## Data entries
* * * * * * *

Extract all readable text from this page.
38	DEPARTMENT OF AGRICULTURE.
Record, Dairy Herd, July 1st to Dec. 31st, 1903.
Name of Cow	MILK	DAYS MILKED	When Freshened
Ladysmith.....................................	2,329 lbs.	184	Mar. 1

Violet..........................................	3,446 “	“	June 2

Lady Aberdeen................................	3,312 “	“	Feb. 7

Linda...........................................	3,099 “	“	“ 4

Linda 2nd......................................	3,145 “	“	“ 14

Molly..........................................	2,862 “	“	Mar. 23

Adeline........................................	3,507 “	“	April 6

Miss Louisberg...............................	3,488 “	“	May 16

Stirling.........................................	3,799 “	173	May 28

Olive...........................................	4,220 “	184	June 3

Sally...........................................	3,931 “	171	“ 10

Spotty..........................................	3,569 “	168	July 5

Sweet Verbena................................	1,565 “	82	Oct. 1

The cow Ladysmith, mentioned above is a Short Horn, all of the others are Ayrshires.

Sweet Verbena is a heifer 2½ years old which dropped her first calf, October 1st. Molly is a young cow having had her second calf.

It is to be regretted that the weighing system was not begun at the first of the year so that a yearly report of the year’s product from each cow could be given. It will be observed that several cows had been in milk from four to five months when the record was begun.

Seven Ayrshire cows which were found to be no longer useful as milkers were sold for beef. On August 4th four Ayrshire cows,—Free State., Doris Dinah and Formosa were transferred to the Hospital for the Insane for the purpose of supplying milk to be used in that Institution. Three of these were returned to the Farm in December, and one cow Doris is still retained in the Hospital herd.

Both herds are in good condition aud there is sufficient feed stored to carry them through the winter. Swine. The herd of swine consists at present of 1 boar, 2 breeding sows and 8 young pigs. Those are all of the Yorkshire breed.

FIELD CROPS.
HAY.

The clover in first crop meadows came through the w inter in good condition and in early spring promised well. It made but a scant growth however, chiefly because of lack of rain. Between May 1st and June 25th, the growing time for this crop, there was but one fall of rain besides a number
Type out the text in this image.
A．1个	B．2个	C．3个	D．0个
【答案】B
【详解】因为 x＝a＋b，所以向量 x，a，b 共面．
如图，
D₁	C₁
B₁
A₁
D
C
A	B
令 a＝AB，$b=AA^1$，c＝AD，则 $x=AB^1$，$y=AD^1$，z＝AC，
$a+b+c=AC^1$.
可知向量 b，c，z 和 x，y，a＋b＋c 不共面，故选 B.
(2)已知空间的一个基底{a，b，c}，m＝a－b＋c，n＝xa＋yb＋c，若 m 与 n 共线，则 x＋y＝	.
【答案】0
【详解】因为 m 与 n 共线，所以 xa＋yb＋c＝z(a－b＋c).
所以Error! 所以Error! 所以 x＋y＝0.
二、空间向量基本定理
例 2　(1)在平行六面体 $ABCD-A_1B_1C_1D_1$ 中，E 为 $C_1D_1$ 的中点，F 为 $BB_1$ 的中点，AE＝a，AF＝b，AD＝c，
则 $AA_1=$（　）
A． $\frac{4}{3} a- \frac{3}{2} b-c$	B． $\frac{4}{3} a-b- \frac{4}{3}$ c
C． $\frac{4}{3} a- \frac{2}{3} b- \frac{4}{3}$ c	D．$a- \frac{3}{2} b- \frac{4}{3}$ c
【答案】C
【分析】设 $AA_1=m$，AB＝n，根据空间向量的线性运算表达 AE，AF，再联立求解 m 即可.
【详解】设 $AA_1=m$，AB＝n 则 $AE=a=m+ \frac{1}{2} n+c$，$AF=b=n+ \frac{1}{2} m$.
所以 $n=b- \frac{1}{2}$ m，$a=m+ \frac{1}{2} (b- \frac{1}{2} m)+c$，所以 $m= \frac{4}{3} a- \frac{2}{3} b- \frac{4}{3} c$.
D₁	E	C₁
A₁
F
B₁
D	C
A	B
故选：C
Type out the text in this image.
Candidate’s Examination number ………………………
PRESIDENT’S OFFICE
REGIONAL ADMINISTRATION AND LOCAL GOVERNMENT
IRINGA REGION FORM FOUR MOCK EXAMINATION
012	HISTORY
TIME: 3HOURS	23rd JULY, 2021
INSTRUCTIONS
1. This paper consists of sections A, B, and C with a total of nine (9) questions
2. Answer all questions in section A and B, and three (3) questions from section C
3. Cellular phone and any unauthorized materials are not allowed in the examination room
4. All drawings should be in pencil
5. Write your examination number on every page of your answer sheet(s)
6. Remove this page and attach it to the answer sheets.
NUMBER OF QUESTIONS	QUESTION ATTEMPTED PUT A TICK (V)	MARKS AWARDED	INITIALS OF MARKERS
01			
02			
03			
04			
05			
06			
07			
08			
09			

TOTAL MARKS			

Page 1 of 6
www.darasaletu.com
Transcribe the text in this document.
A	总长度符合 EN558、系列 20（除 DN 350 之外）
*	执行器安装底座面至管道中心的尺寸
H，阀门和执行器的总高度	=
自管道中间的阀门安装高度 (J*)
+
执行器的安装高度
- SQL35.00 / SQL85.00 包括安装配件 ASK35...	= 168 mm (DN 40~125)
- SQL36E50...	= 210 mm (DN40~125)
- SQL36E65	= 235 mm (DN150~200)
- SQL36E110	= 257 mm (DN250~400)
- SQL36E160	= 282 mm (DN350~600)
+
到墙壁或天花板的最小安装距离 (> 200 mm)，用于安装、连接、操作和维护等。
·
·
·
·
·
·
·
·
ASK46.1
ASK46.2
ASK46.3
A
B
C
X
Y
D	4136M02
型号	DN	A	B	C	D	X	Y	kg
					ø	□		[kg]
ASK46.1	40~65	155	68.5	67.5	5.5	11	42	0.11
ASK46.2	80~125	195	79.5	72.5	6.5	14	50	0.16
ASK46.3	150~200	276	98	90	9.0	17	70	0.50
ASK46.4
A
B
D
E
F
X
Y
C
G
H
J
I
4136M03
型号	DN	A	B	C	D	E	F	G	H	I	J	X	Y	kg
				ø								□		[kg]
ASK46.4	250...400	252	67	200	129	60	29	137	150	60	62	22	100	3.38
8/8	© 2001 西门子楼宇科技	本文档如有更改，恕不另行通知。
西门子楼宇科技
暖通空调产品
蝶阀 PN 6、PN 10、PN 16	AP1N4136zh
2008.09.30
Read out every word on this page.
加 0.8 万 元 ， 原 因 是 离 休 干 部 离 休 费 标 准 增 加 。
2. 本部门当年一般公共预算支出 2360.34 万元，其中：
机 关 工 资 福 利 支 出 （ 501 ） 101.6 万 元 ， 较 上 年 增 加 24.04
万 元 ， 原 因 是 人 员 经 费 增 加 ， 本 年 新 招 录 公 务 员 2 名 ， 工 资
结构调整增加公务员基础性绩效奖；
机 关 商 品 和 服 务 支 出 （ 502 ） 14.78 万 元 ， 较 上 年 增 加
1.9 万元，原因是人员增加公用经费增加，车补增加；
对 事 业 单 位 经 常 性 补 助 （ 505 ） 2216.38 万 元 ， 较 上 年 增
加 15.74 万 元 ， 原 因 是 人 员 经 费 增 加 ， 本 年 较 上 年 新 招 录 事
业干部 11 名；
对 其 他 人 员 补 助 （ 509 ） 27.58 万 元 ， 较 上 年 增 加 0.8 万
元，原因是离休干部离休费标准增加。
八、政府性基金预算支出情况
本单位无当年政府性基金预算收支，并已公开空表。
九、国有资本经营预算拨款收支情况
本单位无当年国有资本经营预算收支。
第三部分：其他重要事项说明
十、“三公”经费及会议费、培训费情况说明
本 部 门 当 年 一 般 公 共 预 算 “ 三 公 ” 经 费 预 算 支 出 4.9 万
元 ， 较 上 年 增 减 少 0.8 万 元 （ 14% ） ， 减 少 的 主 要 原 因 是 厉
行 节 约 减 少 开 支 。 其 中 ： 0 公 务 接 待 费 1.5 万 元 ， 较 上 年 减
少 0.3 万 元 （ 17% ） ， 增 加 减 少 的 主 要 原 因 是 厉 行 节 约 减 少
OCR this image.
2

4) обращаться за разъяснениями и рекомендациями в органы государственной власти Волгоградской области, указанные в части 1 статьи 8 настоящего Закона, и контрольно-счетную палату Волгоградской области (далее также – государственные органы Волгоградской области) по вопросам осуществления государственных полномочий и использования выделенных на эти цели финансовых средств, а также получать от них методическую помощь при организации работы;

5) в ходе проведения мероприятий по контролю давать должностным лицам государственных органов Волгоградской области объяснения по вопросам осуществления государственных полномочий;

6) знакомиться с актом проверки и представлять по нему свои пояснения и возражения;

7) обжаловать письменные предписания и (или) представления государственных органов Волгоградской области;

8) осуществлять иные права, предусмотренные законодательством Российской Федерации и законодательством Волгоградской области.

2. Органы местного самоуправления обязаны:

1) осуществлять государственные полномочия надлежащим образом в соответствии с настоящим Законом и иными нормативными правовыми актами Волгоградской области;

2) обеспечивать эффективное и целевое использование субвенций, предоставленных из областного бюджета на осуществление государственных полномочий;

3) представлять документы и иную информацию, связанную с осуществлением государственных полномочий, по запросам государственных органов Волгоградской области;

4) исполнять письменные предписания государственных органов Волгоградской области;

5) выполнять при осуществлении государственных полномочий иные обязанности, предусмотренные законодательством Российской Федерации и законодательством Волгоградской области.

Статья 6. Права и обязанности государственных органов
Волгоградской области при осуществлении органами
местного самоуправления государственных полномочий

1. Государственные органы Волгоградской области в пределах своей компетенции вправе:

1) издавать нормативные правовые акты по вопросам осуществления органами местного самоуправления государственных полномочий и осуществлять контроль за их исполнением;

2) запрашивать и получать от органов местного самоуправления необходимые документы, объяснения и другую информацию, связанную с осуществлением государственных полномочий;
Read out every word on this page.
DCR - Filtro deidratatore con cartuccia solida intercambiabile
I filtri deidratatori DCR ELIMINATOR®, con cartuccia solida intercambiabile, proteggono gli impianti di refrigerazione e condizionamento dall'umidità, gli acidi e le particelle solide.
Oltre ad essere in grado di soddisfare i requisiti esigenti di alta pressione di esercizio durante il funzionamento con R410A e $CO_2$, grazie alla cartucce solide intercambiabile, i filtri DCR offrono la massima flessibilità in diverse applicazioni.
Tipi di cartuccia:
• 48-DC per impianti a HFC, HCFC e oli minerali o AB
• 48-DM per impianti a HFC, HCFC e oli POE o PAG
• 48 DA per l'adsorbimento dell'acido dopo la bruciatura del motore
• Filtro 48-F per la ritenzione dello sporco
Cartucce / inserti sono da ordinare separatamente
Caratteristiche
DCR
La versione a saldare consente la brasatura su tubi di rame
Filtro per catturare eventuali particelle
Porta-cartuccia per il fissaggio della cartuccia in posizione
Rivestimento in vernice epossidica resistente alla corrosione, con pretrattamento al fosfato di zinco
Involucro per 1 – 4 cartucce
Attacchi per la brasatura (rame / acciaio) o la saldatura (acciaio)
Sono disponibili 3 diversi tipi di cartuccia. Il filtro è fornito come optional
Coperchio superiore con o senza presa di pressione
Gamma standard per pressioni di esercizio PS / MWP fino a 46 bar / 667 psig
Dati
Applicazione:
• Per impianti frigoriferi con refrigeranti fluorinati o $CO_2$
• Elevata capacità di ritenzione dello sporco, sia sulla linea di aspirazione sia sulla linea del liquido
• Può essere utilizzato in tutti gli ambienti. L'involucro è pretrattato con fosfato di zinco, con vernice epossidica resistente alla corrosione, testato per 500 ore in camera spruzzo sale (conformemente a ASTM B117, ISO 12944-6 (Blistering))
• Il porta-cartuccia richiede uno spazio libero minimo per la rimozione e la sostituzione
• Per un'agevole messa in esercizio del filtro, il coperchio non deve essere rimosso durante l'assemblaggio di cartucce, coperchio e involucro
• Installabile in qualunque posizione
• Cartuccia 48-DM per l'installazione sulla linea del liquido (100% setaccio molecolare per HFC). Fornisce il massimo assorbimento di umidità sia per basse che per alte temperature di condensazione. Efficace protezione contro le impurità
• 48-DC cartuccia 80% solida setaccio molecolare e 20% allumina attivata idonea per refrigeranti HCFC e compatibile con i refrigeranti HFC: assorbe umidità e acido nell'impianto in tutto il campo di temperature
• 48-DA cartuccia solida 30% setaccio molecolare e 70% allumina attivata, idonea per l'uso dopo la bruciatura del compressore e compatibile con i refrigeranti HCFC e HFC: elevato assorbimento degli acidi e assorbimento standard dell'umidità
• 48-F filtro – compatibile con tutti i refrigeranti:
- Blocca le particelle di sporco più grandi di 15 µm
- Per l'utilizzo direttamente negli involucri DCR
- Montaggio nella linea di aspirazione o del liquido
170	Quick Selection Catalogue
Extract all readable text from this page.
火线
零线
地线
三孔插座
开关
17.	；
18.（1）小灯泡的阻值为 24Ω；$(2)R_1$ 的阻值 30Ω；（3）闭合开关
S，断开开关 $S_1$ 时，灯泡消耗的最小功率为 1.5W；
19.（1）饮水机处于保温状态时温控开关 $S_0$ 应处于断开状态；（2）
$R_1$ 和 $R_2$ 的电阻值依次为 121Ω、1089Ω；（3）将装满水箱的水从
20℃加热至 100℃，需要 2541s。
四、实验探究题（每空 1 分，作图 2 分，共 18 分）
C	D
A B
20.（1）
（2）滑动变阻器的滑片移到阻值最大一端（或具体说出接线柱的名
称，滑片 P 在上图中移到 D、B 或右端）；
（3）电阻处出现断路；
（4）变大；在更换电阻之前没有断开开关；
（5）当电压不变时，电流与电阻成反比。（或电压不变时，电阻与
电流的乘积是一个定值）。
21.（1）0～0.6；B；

* * * * * * *

## What you are asked to do
Copy the lines from the entries above in which the word "June" appears.

## Solution to the problem
Violet..........................................	3,446 “	“	June 2
Olive...........................................	4,220 “	184	June 3
The clover in first crop meadows came through the w inter in good condition and in early spring promised well. It made but a scant growth however, chiefly because of lack of rain. Between May 1st and June 25th, the growing time for this crop, there was but one fall of rain besides a number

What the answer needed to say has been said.